(DIRECTIONS FOR THIS TASK):
Check each line below for the word "rank" and give the number of lines that have it, nothing more.

(MATERIAL TO PROCESS):
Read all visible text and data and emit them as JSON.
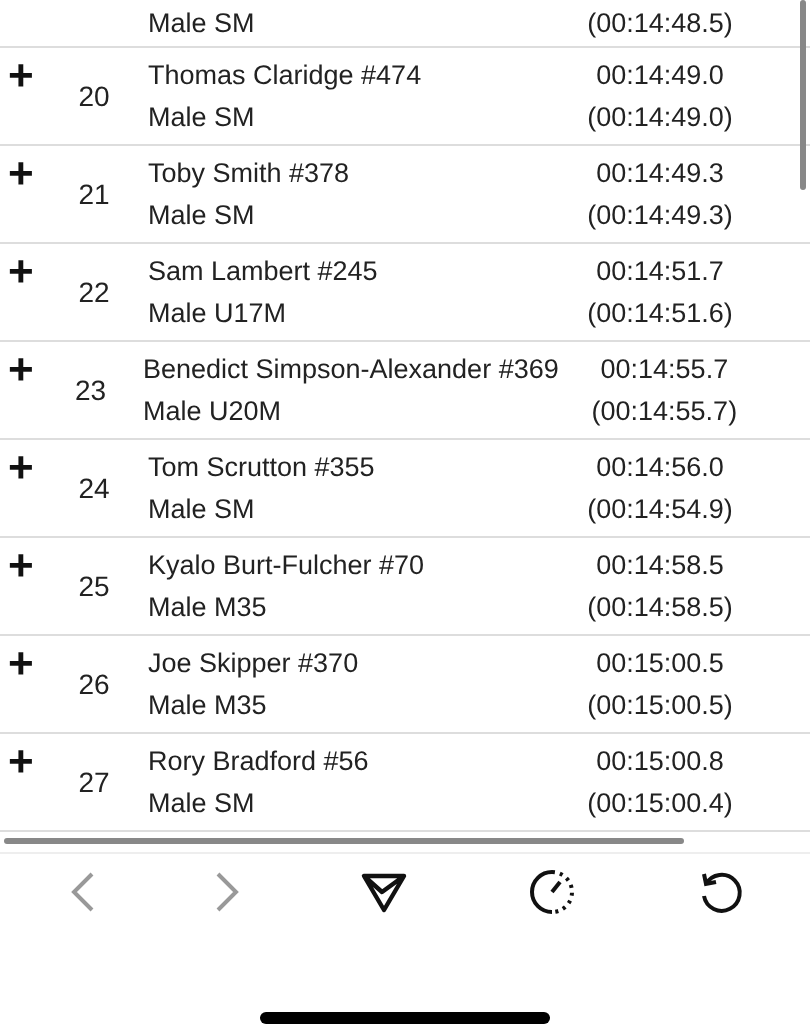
{
  "partial_row": {
    "category": "Male SM",
    "chip_time": "(00:14:48.5)"
  },
  "rows": [
    {
      "expand": "+",
      "rank": "20",
      "name": "Thomas Claridge #474",
      "category": "Male SM",
      "gun_time": "00:14:49.0",
      "chip_time": "(00:14:49.0)"
    },
    {
      "expand": "+",
      "rank": "21",
      "name": "Toby Smith #378",
      "category": "Male SM",
      "gun_time": "00:14:49.3",
      "chip_time": "(00:14:49.3)"
    },
    {
      "expand": "+",
      "rank": "22",
      "name": "Sam Lambert #245",
      "category": "Male U17M",
      "gun_time": "00:14:51.7",
      "chip_time": "(00:14:51.6)"
    },
    {
      "expand": "+",
      "rank": "23",
      "name": "Benedict Simpson-Alexander #369",
      "category": "Male U20M",
      "gun_time": "00:14:55.7",
      "chip_time": "(00:14:55.7)"
    },
    {
      "expand": "+",
      "rank": "24",
      "name": "Tom Scrutton #355",
      "category": "Male SM",
      "gun_time": "00:14:56.0",
      "chip_time": "(00:14:54.9)"
    },
    {
      "expand": "+",
      "rank": "25",
      "name": "Kyalo Burt-Fulcher #70",
      "category": "Male M35",
      "gun_time": "00:14:58.5",
      "chip_time": "(00:14:58.5)"
    },
    {
      "expand": "+",
      "rank": "26",
      "name": "Joe Skipper #370",
      "category": "Male M35",
      "gun_time": "00:15:00.5",
      "chip_time": "(00:15:00.5)"
    },
    {
      "expand": "+",
      "rank": "27",
      "name": "Rory Bradford #56",
      "category": "Male SM",
      "gun_time": "00:15:00.8",
      "chip_time": "(00:15:00.4)"
    }
  ],
  "toolbar": [
    {
      "kind": "back",
      "disabled": true
    },
    {
      "kind": "forward",
      "disabled": true
    },
    {
      "kind": "share",
      "disabled": false
    },
    {
      "kind": "timer",
      "disabled": false
    },
    {
      "kind": "reload",
      "disabled": false
    }
  ]
}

(COMPLETE ANSWER):
8